## Task requirements
Count the lines in the items below that contain the string "address", and reply with only that number.

## Entries taken from a collection
================

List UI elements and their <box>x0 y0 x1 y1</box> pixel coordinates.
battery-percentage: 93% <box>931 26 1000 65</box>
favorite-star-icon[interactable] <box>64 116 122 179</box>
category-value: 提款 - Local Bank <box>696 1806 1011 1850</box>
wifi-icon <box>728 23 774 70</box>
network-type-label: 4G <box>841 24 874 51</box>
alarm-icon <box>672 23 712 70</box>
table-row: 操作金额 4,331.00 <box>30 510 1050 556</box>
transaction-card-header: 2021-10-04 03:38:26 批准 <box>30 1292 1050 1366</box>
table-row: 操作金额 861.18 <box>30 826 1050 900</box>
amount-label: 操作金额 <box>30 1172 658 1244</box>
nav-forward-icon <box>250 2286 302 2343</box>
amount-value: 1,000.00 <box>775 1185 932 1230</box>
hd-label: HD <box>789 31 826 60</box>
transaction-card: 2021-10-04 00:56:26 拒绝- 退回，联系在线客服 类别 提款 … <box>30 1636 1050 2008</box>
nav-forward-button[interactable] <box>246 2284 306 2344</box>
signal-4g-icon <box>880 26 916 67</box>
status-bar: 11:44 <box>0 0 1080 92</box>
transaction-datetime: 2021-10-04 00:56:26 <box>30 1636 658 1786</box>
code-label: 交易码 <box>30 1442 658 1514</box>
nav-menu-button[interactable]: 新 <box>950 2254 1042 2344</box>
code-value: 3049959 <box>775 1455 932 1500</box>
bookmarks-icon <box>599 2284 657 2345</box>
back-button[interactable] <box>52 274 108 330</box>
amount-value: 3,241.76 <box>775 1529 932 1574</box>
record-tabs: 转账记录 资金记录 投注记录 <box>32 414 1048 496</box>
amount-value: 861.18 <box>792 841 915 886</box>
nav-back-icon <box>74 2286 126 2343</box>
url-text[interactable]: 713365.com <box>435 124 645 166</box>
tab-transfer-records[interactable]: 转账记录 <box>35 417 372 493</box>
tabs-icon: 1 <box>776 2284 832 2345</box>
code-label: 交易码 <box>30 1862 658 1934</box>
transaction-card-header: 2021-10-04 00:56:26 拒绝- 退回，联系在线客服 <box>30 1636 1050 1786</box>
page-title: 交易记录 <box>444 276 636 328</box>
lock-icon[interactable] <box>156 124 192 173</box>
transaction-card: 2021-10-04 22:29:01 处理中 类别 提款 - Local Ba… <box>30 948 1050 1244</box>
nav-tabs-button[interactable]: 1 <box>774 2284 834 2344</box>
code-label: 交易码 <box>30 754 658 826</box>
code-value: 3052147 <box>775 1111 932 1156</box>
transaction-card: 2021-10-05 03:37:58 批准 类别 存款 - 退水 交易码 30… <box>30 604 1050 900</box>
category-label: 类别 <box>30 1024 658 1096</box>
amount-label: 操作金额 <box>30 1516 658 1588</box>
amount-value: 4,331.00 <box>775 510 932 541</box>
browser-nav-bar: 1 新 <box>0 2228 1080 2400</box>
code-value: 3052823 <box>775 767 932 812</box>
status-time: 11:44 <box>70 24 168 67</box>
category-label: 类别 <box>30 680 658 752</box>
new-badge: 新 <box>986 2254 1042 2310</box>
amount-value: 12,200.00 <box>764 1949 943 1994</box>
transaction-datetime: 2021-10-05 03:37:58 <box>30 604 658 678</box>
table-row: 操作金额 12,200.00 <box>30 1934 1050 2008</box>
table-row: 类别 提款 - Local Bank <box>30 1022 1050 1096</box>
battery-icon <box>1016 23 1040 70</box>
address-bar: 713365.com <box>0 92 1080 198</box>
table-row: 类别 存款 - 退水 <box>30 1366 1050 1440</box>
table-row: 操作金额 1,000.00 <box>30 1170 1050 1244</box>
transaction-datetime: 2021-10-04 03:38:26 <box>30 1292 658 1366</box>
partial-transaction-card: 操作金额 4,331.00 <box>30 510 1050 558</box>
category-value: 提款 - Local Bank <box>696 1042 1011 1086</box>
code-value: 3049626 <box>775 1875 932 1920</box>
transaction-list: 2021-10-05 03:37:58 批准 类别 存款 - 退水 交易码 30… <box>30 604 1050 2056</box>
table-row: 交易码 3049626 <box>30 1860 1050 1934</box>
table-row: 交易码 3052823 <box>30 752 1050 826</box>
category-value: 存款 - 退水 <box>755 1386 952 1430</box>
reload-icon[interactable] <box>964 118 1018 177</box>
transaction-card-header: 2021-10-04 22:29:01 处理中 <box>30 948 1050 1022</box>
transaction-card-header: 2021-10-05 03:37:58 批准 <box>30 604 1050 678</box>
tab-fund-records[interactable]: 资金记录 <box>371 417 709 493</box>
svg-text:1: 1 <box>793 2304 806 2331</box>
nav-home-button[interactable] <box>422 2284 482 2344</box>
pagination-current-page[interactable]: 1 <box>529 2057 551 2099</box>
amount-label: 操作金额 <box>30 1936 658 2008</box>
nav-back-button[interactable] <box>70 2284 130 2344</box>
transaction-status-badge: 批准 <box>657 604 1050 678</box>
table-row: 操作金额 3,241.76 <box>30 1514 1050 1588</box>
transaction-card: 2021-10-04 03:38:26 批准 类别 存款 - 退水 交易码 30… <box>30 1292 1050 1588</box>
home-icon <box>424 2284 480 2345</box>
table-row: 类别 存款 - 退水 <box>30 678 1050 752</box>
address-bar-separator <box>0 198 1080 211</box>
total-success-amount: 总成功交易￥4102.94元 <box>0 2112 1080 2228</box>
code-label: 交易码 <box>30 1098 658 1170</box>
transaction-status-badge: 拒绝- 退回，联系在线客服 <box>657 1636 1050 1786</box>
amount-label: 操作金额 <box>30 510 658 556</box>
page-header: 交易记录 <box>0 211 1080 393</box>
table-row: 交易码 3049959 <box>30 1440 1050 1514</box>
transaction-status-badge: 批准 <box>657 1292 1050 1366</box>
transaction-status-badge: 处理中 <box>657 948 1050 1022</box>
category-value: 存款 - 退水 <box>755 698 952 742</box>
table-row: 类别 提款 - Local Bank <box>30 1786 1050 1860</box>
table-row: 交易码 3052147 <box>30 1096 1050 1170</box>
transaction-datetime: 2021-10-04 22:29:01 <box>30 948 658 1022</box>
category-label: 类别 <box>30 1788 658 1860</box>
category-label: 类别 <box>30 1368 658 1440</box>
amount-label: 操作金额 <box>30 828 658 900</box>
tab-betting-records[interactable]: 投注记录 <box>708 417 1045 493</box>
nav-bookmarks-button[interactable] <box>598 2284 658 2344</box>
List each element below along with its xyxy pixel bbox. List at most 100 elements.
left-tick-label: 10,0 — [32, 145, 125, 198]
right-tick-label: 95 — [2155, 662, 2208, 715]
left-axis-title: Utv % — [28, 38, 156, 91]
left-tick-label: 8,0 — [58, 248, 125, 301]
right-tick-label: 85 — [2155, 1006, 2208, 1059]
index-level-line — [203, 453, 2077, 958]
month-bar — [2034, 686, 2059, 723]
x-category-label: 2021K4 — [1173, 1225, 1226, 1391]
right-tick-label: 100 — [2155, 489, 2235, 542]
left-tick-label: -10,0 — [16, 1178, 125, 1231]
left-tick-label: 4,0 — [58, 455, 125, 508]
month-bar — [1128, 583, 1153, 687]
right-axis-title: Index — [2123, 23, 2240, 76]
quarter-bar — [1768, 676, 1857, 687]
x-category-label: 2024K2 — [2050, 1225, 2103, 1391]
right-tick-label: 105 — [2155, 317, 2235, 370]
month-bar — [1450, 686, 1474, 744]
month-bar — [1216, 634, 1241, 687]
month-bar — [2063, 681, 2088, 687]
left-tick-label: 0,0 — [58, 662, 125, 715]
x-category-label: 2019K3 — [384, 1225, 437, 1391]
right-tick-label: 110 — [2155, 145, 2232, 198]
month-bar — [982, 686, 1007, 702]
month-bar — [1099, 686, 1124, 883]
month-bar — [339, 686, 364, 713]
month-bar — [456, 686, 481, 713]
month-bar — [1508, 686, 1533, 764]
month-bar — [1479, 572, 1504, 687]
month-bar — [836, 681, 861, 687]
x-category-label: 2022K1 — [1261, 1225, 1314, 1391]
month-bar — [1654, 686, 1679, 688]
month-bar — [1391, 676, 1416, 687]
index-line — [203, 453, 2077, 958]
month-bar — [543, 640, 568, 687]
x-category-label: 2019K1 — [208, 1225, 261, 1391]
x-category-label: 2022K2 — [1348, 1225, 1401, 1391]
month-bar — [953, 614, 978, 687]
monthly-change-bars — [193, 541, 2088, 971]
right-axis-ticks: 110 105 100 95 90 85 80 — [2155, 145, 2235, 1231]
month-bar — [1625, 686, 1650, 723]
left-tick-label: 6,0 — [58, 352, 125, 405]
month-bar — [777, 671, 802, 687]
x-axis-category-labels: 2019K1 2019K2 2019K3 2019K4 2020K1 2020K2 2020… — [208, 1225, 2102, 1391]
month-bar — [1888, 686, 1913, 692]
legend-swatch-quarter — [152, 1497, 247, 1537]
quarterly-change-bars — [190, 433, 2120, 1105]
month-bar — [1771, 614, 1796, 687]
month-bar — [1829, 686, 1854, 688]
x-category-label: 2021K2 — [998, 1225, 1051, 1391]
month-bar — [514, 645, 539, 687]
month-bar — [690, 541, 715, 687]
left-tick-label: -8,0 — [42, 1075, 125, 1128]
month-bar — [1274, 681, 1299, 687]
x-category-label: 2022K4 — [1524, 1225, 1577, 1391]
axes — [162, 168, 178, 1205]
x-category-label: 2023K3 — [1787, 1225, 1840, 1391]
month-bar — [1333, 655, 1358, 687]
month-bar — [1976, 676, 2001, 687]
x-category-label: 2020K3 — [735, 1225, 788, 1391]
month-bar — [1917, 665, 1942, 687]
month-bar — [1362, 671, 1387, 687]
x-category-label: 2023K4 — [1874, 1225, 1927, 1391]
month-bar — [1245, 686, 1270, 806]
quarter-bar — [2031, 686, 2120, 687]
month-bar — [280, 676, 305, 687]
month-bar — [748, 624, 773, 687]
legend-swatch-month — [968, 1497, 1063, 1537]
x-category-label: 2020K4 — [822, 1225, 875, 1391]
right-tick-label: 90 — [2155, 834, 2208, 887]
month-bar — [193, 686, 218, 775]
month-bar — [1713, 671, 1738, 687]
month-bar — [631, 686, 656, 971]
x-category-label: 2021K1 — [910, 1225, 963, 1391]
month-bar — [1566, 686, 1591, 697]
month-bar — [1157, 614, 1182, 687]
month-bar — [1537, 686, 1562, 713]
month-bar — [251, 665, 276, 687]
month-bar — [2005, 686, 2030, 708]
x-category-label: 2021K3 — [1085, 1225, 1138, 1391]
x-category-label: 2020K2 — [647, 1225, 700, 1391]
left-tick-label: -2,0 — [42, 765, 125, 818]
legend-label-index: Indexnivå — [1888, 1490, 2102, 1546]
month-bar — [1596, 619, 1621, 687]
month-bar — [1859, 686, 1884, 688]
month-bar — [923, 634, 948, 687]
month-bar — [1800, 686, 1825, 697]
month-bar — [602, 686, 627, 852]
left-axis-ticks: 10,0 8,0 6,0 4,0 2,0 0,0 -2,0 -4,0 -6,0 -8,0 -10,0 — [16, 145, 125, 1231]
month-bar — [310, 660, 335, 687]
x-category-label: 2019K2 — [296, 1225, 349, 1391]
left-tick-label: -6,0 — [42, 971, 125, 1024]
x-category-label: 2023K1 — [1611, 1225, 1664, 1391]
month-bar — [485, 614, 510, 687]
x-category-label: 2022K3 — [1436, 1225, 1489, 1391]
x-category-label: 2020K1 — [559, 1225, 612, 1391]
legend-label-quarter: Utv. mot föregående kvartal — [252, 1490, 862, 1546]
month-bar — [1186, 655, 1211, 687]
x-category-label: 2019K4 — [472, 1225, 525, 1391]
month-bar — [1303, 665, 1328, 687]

================

## Solution for this task
2